TEXT:
Anything that has the potential to dangle over the edge of the back table does not belong there. Only the very top of any table is considered sterile. Get rid of that suction tubing and potential dangler early in the game to be on the safe side.

Here is something that I have had some painful encounters with. Loaded needle holders on the back table are a real danger to hurried hands. They will stab you right through that glove.  Why do bright, young whippersnapperns wear gloves when handling needles? Gloves provide no defense when it comes to needle sticks and dull tactile sensations. It is hard for oldsters like myself to make sense of healthcare today.

Enough of my foolishness. Thanks so much for indulging in my silliness and I hope the New Year brings you peace and fulfillment in all that you do.


  1. Happy New Year, Old Fool!!!

    I never worked OR, but when I worked at a hospital that trained Family Practice docs, I always made sure to train those pups to pick out and dispose of their sharps from procedures themselves...

  2. Oh my, your descriptions are spot on. It's been decades since I first stepped into the hallowed halls of the OR, and yet reading this it seems almost like it was yesterday. We had a surgeon much like your Dr Slambow, very opinionated and difficult at times. He had a favorite circulating nurse who was from the Philippines. Despite her diminutive stature, she took no guff from anyone. One day, as she was orienting me to the ways of a big city Harvard teaching hospital, this surgeon insisted she move the lights over and over again. I noticed a twinkle in his eyes behind his loupes. Eventually, she did too. The next time he yelled at her to adjust the lights she knocked him on his noggin with it. Not hard enough to hurt but enough to get him to quit yelling. I never dared try that one on my own.

  3. Your best effort yet, IMHO. Take that for what it's worth, coming from a cop. If I'm wrong, you can pinch my keister with a sponge ring forceps, whatever that means. Without my glasses, I thought the photo was a nurse holding an odd-looking baby. Sadly, I put my glasses on just as I was taking a bite of hard-boiled egg.

  4. Debra, I received some of the best advice and technical tips from Philippine OR nurses. One day Nancy, who was one of the best took me aside after a surgeon hollered and screamed at me for an equipment failure and said "You can't let him get away with talking to you like that. You need to holler right back or your soul will be harmed." She was indeed correct and although my personality could not return the nastiness, I have always remembered her advice.

[Page layout parsing data]

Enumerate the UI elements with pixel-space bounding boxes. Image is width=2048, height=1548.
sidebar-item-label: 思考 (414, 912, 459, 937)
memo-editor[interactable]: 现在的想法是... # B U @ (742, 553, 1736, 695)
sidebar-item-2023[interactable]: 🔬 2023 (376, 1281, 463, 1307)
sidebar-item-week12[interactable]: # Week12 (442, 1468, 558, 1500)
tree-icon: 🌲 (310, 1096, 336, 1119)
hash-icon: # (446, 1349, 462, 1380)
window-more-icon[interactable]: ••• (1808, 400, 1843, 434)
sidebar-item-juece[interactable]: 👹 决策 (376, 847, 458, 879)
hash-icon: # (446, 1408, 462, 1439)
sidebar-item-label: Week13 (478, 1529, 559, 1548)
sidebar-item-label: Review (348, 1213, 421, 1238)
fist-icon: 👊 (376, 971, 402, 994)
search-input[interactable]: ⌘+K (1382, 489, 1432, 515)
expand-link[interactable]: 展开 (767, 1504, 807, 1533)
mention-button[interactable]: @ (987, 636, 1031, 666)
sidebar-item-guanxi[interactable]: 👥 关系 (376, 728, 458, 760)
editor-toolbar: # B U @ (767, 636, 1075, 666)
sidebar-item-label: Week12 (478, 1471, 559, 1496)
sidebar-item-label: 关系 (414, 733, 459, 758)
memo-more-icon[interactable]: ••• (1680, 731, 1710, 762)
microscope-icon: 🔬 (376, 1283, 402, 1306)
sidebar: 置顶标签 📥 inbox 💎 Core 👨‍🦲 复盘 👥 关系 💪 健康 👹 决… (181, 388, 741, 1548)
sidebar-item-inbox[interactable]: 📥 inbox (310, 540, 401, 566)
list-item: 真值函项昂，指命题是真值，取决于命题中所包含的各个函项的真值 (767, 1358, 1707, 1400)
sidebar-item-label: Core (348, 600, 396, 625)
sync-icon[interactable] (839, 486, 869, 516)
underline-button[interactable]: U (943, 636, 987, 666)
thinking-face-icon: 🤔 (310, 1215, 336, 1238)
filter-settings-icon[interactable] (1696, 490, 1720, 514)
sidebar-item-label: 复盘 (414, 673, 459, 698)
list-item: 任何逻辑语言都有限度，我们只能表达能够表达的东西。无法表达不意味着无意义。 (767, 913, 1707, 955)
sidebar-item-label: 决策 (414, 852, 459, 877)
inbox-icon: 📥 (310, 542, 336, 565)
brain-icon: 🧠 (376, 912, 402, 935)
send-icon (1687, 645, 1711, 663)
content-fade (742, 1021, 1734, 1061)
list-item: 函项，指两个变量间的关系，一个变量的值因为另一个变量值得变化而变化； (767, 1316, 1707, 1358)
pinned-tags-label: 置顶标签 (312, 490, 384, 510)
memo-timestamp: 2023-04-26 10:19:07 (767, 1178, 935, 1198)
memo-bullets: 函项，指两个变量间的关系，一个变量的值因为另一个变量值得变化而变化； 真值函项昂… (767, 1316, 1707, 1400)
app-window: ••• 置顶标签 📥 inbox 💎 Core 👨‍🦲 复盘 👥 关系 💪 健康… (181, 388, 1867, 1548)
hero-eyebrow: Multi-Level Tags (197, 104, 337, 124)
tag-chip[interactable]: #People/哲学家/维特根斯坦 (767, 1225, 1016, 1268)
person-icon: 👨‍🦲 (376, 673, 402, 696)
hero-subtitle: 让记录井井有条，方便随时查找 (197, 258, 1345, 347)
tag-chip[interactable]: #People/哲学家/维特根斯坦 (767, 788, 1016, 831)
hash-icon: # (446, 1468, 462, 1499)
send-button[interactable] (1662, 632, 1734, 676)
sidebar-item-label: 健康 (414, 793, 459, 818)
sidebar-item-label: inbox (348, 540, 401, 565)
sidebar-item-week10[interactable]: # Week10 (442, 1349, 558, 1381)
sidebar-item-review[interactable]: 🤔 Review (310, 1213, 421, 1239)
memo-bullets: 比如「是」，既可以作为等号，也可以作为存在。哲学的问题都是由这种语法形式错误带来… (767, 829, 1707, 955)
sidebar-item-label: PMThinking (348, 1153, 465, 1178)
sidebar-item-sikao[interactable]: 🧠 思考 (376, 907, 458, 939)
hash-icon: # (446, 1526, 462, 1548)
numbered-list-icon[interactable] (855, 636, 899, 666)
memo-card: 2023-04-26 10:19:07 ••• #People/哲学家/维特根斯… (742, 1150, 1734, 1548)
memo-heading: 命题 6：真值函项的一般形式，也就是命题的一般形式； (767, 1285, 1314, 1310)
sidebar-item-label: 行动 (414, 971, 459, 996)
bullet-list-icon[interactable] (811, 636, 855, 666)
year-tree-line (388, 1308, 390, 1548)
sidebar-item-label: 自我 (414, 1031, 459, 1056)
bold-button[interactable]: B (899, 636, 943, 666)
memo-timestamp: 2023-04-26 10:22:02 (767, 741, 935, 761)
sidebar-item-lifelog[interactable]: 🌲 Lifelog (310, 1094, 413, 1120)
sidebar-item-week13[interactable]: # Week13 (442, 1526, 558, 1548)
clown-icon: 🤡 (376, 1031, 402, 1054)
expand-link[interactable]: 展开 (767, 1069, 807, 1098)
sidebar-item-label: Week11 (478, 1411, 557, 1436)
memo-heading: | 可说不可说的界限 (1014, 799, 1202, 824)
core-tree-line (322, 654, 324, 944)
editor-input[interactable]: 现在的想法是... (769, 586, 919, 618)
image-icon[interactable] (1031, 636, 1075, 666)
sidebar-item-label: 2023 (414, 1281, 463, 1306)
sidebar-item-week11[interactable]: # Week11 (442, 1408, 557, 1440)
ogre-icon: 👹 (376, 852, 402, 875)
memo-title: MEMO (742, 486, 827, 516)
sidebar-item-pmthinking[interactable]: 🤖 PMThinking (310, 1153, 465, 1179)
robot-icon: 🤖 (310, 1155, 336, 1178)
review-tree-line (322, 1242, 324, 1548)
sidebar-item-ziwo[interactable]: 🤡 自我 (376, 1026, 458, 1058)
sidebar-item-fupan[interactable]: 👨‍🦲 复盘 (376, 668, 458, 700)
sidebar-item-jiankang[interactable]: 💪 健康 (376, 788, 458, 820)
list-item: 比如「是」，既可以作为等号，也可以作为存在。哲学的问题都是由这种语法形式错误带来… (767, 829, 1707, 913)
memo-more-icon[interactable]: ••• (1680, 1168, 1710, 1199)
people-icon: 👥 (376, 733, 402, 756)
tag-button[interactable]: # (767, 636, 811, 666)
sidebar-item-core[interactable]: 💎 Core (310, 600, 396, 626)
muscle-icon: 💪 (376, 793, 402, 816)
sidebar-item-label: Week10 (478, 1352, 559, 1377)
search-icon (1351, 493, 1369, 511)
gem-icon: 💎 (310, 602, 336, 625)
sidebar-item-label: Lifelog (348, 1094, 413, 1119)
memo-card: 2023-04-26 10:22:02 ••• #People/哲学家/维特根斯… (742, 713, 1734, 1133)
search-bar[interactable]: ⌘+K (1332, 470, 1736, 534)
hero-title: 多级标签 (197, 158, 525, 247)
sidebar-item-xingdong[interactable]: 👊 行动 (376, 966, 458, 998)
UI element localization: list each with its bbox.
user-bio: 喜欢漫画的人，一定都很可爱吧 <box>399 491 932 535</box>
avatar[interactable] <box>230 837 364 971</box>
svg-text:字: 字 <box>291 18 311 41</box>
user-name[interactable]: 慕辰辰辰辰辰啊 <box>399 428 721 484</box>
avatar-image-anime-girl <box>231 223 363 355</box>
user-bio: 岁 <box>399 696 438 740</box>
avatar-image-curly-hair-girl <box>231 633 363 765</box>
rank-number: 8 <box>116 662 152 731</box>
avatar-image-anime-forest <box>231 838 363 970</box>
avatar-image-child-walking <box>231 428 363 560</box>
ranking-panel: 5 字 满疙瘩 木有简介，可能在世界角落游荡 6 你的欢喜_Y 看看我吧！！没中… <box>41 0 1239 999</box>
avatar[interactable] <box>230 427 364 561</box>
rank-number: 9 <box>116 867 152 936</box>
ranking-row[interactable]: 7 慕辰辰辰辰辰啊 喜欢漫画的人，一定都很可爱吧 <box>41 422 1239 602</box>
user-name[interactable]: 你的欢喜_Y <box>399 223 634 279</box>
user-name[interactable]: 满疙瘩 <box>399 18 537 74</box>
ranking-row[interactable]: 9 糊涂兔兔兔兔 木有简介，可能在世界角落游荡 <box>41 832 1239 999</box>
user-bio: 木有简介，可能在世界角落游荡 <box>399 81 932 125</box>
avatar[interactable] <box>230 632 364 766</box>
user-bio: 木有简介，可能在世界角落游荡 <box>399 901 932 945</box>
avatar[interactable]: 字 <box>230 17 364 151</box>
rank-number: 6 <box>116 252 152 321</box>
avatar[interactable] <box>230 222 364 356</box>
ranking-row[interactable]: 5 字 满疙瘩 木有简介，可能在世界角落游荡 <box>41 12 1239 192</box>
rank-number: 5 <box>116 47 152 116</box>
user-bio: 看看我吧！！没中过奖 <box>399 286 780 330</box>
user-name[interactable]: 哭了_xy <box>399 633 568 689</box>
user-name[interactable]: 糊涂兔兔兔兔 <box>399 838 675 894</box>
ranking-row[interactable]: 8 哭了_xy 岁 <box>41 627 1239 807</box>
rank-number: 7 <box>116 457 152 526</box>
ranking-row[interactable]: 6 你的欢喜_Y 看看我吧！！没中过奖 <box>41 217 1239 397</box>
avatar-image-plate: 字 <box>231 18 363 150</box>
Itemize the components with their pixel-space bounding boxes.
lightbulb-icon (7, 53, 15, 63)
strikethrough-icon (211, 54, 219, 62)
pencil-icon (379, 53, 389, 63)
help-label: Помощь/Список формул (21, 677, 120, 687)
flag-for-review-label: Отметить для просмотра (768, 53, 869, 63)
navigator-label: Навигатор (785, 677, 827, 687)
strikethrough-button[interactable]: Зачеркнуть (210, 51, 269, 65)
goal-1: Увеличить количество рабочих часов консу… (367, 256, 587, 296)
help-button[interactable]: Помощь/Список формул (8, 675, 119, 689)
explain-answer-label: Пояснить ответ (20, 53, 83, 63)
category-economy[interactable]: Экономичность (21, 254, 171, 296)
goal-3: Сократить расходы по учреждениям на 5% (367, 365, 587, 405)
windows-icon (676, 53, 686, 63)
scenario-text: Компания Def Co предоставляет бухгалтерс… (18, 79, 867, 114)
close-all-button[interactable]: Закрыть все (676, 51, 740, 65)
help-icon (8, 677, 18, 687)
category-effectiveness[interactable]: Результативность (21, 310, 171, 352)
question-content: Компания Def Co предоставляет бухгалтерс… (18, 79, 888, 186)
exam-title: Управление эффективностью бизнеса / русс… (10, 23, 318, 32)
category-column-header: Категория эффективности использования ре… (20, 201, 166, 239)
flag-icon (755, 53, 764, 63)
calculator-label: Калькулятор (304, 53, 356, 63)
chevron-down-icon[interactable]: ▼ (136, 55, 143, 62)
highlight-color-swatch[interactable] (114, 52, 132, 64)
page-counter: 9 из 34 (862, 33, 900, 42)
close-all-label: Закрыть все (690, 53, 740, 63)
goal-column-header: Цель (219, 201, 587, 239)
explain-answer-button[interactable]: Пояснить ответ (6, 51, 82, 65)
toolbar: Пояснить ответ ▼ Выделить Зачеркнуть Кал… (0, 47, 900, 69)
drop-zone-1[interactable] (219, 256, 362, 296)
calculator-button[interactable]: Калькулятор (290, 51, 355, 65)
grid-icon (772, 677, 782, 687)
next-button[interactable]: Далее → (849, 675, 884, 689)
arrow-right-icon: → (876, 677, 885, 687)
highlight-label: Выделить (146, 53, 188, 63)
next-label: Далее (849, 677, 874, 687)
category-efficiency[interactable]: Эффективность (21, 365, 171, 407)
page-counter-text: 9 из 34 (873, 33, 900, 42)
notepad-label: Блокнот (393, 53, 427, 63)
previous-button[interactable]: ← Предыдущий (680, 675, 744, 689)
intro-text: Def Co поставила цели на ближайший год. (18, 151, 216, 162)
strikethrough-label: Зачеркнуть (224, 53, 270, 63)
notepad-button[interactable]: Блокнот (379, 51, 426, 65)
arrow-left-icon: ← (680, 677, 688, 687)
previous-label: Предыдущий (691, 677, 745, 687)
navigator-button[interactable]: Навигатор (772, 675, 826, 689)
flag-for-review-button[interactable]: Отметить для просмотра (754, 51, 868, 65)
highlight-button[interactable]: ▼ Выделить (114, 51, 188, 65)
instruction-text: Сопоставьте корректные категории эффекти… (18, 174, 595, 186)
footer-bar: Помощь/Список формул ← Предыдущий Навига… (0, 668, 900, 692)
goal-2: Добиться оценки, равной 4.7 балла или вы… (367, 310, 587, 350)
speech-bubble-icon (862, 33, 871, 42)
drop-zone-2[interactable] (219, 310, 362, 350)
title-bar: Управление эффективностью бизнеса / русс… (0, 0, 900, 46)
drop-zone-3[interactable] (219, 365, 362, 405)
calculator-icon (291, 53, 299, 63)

ASSIGNED TASK 1:
Translate this sentence from the operating room text into Spanish: "Only the very top of any table is considered sterile."
ASSIGNED TASK 2:
Condense the paragraph of the operating room text that starts with "Anything that has the potential to dangle" into a single shorter sentence that keeps its main facts.
ASSIGNED TASK 3:
In the operating room text, swap "advice" for "counsel" and give the part between "4. Debra, I" and "remembered her advice.", inclusive.

YOUR RESPONSE 1:
Solo la parte superior de cualquier mesa se considera estéril.

YOUR RESPONSE 2:
Since only a table's very top is sterile, remove suction tubing and anything else that might hang over the back table's edge early on.

YOUR RESPONSE 3:
4. Debra, I received some of the best counsel and technical tips from Philippine OR nurses. One day Nancy, who was one of the best took me aside after a surgeon hollered and screamed at me for an equipment failure and said "You can't let him get away with talking to you like that. You need to holler right back or your soul will be harmed." She was indeed correct and although my personality could not return the nastiness, I have always remembered her counsel.